**RECORDS SUPPLIED**
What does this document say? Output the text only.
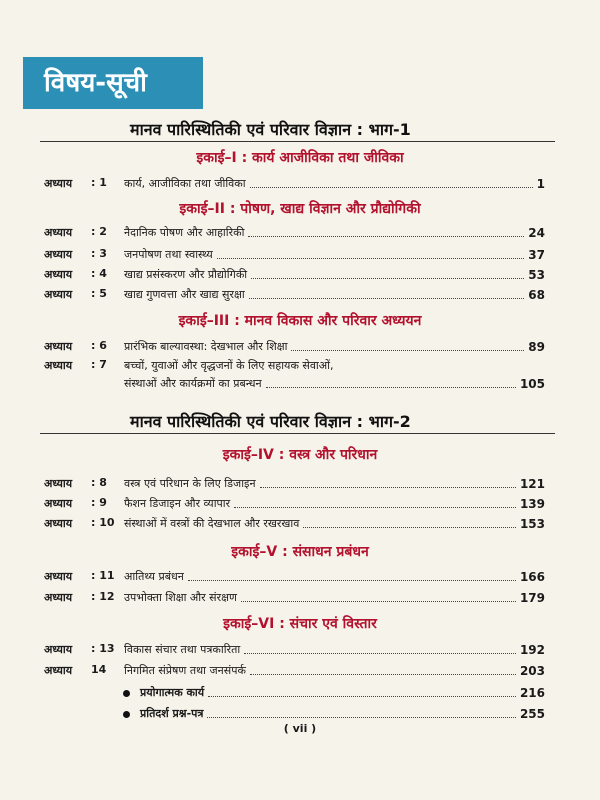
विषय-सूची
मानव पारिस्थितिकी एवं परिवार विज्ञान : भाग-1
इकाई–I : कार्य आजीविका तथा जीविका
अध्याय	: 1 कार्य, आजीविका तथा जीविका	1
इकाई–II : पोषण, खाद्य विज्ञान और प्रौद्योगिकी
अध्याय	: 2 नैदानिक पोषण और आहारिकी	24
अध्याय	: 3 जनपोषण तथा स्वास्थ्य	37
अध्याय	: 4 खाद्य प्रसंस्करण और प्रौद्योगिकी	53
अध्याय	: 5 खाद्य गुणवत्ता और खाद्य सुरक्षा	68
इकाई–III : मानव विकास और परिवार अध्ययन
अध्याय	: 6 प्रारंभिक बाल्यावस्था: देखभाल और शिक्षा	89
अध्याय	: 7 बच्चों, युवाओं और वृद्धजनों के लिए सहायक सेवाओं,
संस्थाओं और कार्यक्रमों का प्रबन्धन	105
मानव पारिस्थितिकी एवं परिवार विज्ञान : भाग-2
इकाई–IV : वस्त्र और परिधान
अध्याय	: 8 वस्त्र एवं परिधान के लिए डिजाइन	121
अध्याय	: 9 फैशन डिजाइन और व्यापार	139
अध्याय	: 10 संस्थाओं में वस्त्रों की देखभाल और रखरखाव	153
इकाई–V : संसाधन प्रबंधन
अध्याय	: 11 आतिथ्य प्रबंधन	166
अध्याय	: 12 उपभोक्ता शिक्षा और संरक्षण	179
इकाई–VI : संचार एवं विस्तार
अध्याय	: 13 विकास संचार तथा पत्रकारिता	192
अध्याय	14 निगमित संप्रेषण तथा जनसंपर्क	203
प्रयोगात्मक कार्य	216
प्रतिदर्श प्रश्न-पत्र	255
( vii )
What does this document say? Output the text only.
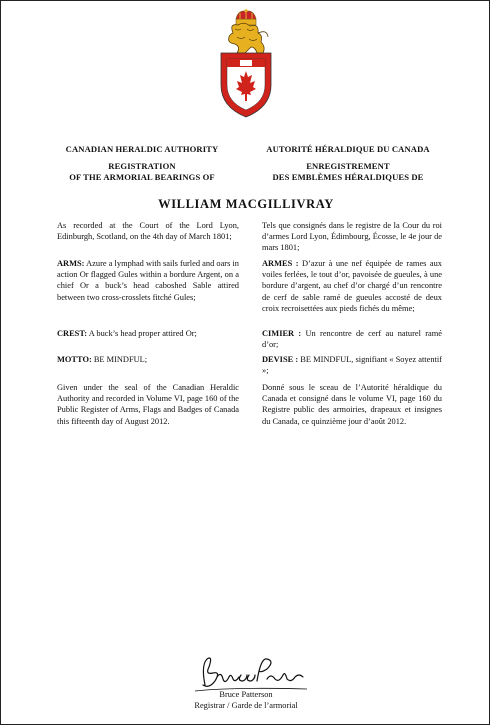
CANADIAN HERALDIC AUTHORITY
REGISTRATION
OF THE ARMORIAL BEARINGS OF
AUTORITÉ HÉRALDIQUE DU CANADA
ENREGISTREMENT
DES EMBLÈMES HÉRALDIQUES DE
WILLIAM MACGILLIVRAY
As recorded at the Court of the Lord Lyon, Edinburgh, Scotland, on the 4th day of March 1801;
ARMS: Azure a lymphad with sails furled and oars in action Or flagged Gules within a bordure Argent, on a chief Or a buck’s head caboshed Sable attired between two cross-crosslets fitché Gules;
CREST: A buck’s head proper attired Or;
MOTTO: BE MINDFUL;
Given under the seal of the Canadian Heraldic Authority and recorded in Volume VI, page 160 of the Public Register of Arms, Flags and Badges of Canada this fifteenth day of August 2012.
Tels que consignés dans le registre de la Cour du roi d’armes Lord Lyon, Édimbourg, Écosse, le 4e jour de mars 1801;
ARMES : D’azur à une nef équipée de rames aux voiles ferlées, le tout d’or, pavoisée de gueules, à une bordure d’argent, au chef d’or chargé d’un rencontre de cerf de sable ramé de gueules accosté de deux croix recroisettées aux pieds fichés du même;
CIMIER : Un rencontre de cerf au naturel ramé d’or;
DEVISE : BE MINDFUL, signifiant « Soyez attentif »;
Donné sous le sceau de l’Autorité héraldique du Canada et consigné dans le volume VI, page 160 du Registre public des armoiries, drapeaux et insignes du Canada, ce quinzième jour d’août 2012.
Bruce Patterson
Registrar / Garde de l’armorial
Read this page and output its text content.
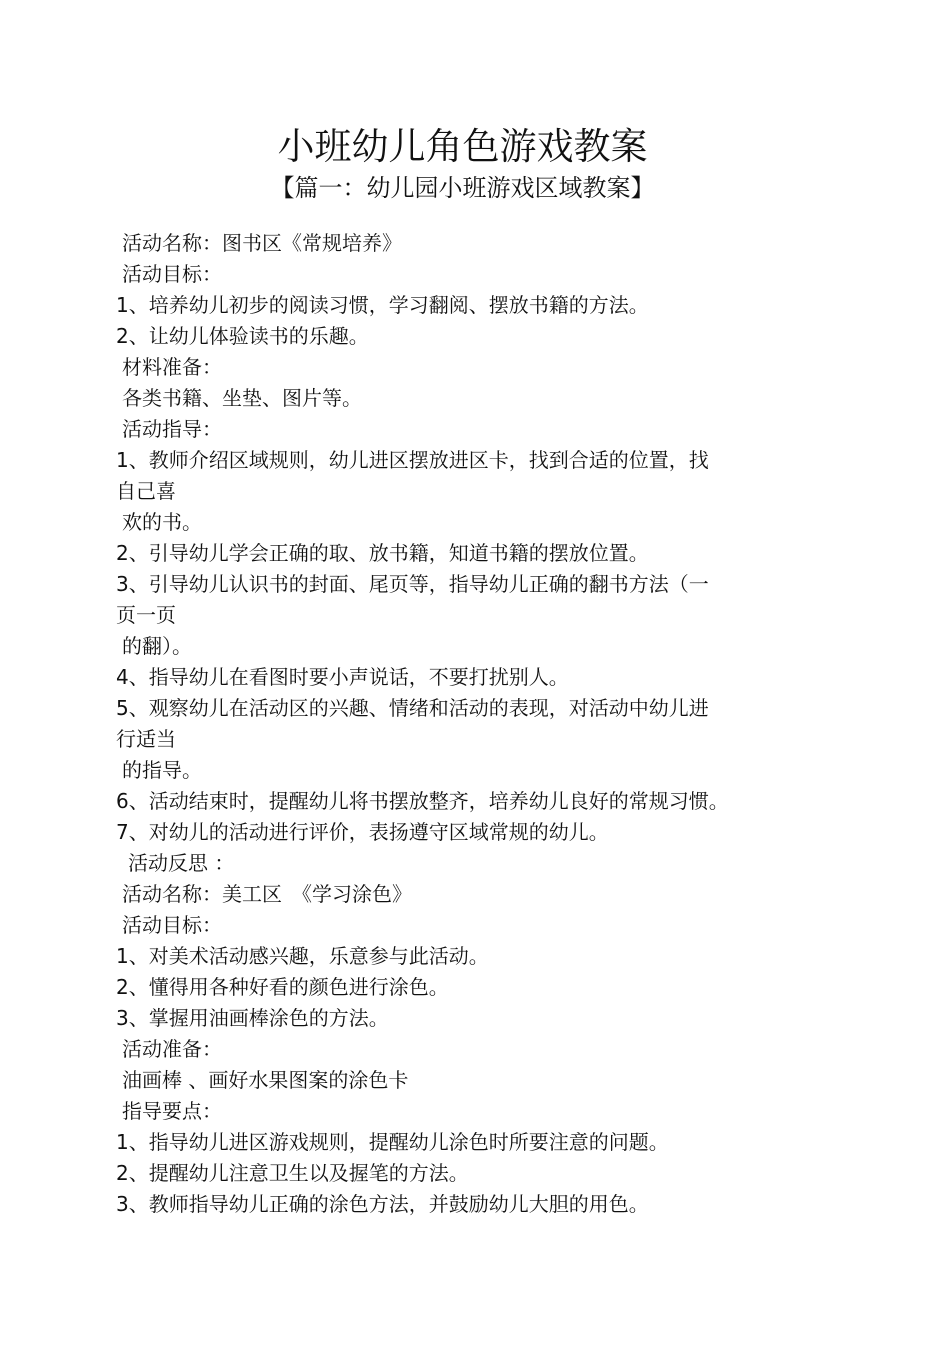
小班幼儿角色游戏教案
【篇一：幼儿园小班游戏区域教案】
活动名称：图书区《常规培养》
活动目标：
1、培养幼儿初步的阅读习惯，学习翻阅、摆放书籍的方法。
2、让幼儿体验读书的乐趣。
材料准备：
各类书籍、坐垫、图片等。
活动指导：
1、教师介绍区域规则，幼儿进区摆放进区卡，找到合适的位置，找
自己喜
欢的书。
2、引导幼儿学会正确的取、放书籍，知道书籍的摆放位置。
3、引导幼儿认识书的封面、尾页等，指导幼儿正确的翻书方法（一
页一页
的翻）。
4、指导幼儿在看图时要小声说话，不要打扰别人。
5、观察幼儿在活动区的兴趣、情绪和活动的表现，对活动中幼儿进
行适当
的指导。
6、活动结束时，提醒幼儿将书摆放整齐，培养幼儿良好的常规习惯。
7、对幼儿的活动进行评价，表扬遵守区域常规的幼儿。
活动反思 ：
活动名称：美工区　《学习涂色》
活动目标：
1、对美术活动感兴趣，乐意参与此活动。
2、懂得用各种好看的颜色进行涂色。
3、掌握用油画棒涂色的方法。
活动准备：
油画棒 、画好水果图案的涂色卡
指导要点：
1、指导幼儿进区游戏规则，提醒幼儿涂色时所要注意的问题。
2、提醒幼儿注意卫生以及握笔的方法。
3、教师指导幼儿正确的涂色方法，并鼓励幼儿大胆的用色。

**DO THIS**
Each line that contains the string "buck" counts once; say how many there are and nothing else.

**OUTPUT FOR THIS TASK**
2